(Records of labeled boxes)
** Begin **

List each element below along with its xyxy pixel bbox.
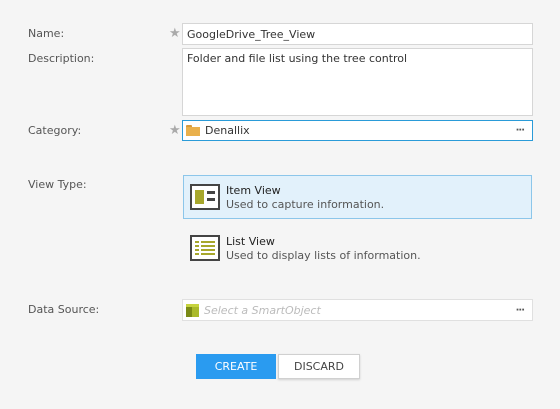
view-type-label: View Type:	[28, 178, 87, 191]
create-button[interactable]: CREATE	[196, 354, 276, 379]
data-source-browse-button[interactable]: ···	[516, 300, 525, 320]
data-source-placeholder: Select a SmartObject	[204, 303, 321, 317]
view-type-item-view[interactable]: Item View Used to capture information.	[183, 175, 532, 219]
required-star-icon: ★	[169, 26, 181, 41]
name-label: Name:	[28, 27, 65, 40]
view-type-list-view[interactable]: List View Used to display lists of infor…	[183, 226, 532, 270]
item-view-subtitle: Used to capture information.	[226, 197, 385, 211]
description-label: Description:	[28, 52, 95, 65]
list-view-icon	[190, 235, 220, 261]
category-browse-button[interactable]: ···	[516, 121, 525, 140]
discard-button[interactable]: DISCARD	[278, 354, 360, 379]
list-view-title: List View	[226, 234, 275, 248]
item-view-icon	[190, 184, 220, 210]
category-label: Category:	[28, 124, 82, 137]
name-field[interactable]: GoogleDrive_Tree_View	[182, 23, 533, 45]
smartobject-icon	[186, 303, 199, 317]
required-star-icon: ★	[169, 123, 181, 138]
folder-icon	[186, 125, 200, 136]
data-source-field[interactable]: Select a SmartObject ···	[182, 299, 533, 321]
category-field[interactable]: Denallix ···	[182, 120, 533, 141]
data-source-label: Data Source:	[28, 303, 100, 316]
description-field[interactable]: Folder and file list using the tree cont…	[182, 48, 533, 116]
item-view-title: Item View	[226, 183, 281, 197]
list-view-subtitle: Used to display lists of information.	[226, 248, 421, 262]
category-value: Denallix	[205, 124, 250, 137]
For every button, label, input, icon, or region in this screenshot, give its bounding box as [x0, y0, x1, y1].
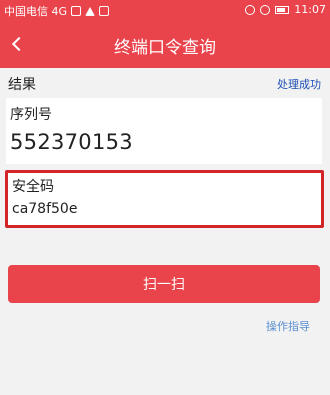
image-icon: [99, 6, 110, 16]
clock-text: 11:07: [294, 3, 326, 16]
serial-number-value: 552370153: [10, 130, 133, 154]
battery-icon: [275, 5, 290, 14]
serial-number-field: 序列号 552370153: [6, 98, 322, 164]
signal-icon: [71, 6, 82, 16]
alarm-icon: [245, 4, 256, 15]
security-code-value: ca78f50e: [12, 201, 78, 217]
wifi-icon: [260, 4, 271, 15]
serial-number-label: 序列号: [10, 107, 52, 123]
operation-guide-link[interactable]: 操作指导: [266, 318, 310, 334]
scan-button[interactable]: 扫一扫: [8, 265, 320, 303]
status-bar-right: 11:07: [245, 3, 326, 16]
navbar: 终端口令查询: [0, 20, 330, 68]
warning-icon: [85, 6, 96, 16]
status-bar-left: 中国电信 4G: [4, 3, 110, 19]
carrier-text: 中国电信 4G: [4, 5, 68, 18]
page-title: 终端口令查询: [114, 38, 216, 58]
security-code-field: 安全码 ca78f50e: [5, 170, 324, 228]
status-bar: 中国电信 4G 11:07: [0, 0, 330, 20]
result-label: 结果: [8, 77, 36, 93]
result-status: 处理成功: [277, 78, 321, 91]
security-code-label: 安全码: [12, 179, 54, 195]
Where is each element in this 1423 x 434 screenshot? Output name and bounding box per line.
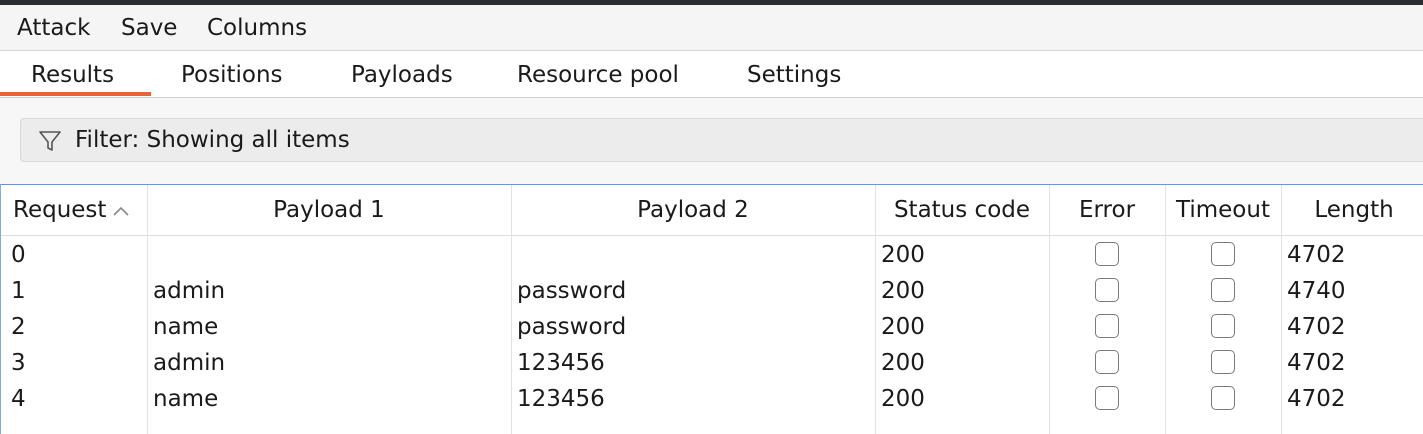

** End **

BRIEF |
Copy every line of the records above word for word, omitting the pictures.

PROBLEM SOLUTION |
List each element below along with its xyxy pixel bbox.
view-type-label: View Type:	[28, 178, 87, 191]
create-button[interactable]: CREATE	[196, 354, 276, 379]
data-source-browse-button[interactable]: ···	[516, 300, 525, 320]
data-source-placeholder: Select a SmartObject	[204, 303, 321, 317]
view-type-item-view[interactable]: Item View Used to capture information.	[183, 175, 532, 219]
required-star-icon: ★	[169, 26, 181, 41]
name-label: Name:	[28, 27, 65, 40]
view-type-list-view[interactable]: List View Used to display lists of infor…	[183, 226, 532, 270]
item-view-subtitle: Used to capture information.	[226, 197, 385, 211]
description-label: Description:	[28, 52, 95, 65]
list-view-icon	[190, 235, 220, 261]
category-browse-button[interactable]: ···	[516, 121, 525, 140]
discard-button[interactable]: DISCARD	[278, 354, 360, 379]
list-view-title: List View	[226, 234, 275, 248]
item-view-icon	[190, 184, 220, 210]
category-label: Category:	[28, 124, 82, 137]
name-field[interactable]: GoogleDrive_Tree_View	[182, 23, 533, 45]
smartobject-icon	[186, 303, 199, 317]
required-star-icon: ★	[169, 123, 181, 138]
folder-icon	[186, 125, 200, 136]
data-source-field[interactable]: Select a SmartObject ···	[182, 299, 533, 321]
category-field[interactable]: Denallix ···	[182, 120, 533, 141]
data-source-label: Data Source:	[28, 303, 100, 316]
description-field[interactable]: Folder and file list using the tree cont…	[182, 48, 533, 116]
item-view-title: Item View	[226, 183, 281, 197]
list-view-subtitle: Used to display lists of information.	[226, 248, 421, 262]
category-value: Denallix	[205, 124, 250, 137]
For every button, label, input, icon, or region in this screenshot, give its bounding box as [x0, y0, x1, y1].
image-icon: [99, 6, 110, 16]
clock-text: 11:07: [294, 3, 326, 16]
serial-number-value: 552370153: [10, 130, 133, 154]
battery-icon: [275, 5, 290, 14]
serial-number-field: 序列号 552370153: [6, 98, 322, 164]
signal-icon: [71, 6, 82, 16]
alarm-icon: [245, 4, 256, 15]
security-code-value: ca78f50e: [12, 201, 78, 217]
wifi-icon: [260, 4, 271, 15]
serial-number-label: 序列号: [10, 107, 52, 123]
operation-guide-link[interactable]: 操作指导: [266, 318, 310, 334]
scan-button[interactable]: 扫一扫: [8, 265, 320, 303]
status-bar-right: 11:07: [245, 3, 326, 16]
navbar: 终端口令查询: [0, 20, 330, 68]
warning-icon: [85, 6, 96, 16]
status-bar-left: 中国电信 4G: [4, 3, 110, 19]
carrier-text: 中国电信 4G: [4, 5, 68, 18]
page-title: 终端口令查询: [114, 38, 216, 58]
security-code-field: 安全码 ca78f50e: [5, 170, 324, 228]
status-bar: 中国电信 4G 11:07: [0, 0, 330, 20]
result-label: 结果: [8, 77, 36, 93]
result-status: 处理成功: [277, 78, 321, 91]
security-code-label: 安全码: [12, 179, 54, 195]
Where is each element in this 1423 x 434 screenshot? Output name and bounding box per line.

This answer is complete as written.